— Text shown —
++++++++++++++++++++

No matter, believes this more-than-casual observer of the review process.

Citizens for Changes to the Master Water Plan's ~1,000 petition signatures initiated the plan's review, albeit not by the desired independent professional consultant , and today up to 18 members of the public continue their deliberations on what today are the five-year-old plan's shortcomings.

As the SAC review nears its conclusion, sparse media coverage from the area's lone print publication occasionally produced a few tasty bites that underscore public loathing and will prove to be the plan's fatal flaw, most recently:

(on agricultural fees) "That's a real hot-button issue
but we hear from residential customers
 that they don't like subsidizing agriculture" ... 
"We can all agree that it's not working."  GVAC Chair Cunningham

And we can all agree that the majority of today's elected officials stated they themselves would--during the campaign--vote against the borrowing referendum!

++++++++++++++++++++

— What to produce —
Please write what follows in the piece on the Master Water Plan review, starting after its last sentence. The data that comes next is separate from the Master Water Plan piece.

— Information provided —
++++++++++++++++++++

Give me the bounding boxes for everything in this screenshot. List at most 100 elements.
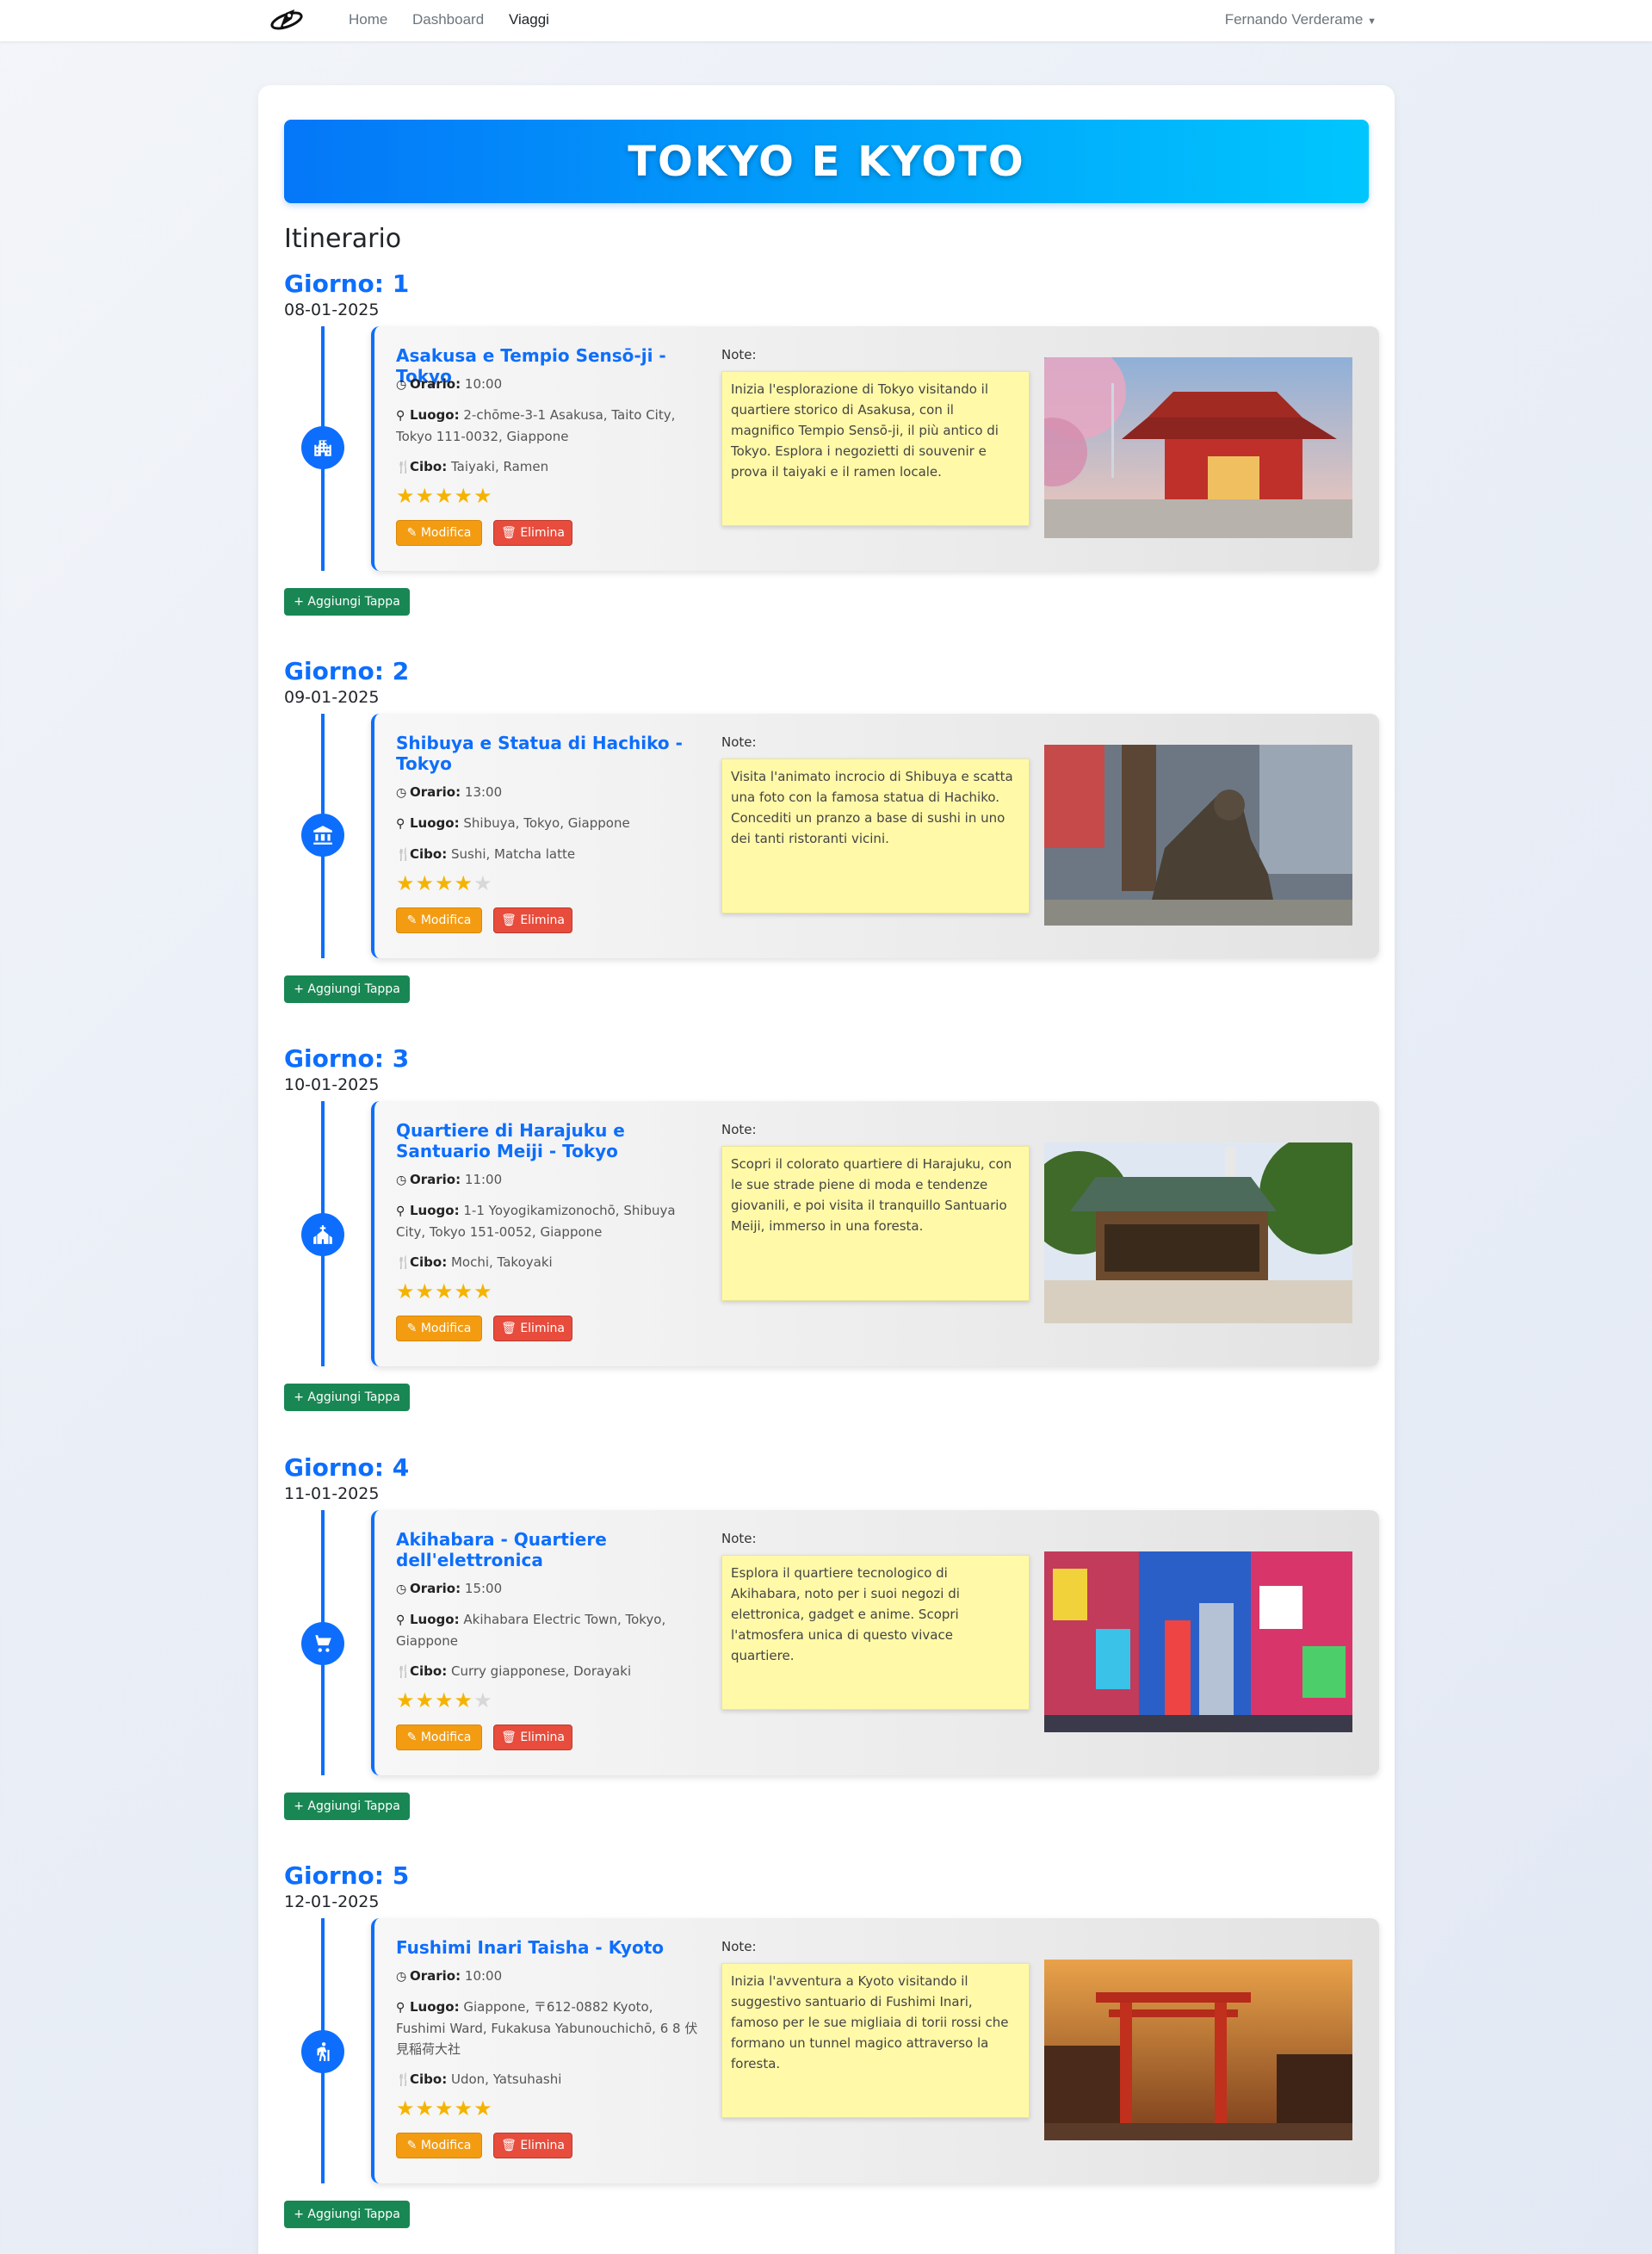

++++++++++++++++++++

— The reply —
The one good thing about bureaucratic manipulation of data--outright lies as some folks called it--is that truth will prevail.
Eventually.
Especially among thinking people.

Here's a sampling of what SAC members have learned about Duteau Creek Water Treatment Plant (DCWTP), Mission Hill Water Treatment Plant (MHWTP) and the MWP 2012 generally:
  • During winter, when agriculture isn't irrigating, the cost to treat source waters at DCWTP is $363 per megalitre, compared to MHWTP's $83!  Four hundred and thirty-seven percent the treatment costs of MHWTP!
  • DCWTP's operating costs are at least $1.5 million annually.  That would pay the borrowing cost of over $21 million at current interest rates!  All without increasing GVW's current budget if total separation occurred.  To decrease the unacceptable costs, the preferable option is to complete the separation of agriculture and domestic lines (twinning), which in itself would achieve the presently unattainable goal of knowing the actual costs of operating agricultural lines.  
  • More than 80 per cent of DCWTP's chlorinated--and MWP's plan to filter--water is applied to farmlands and crops!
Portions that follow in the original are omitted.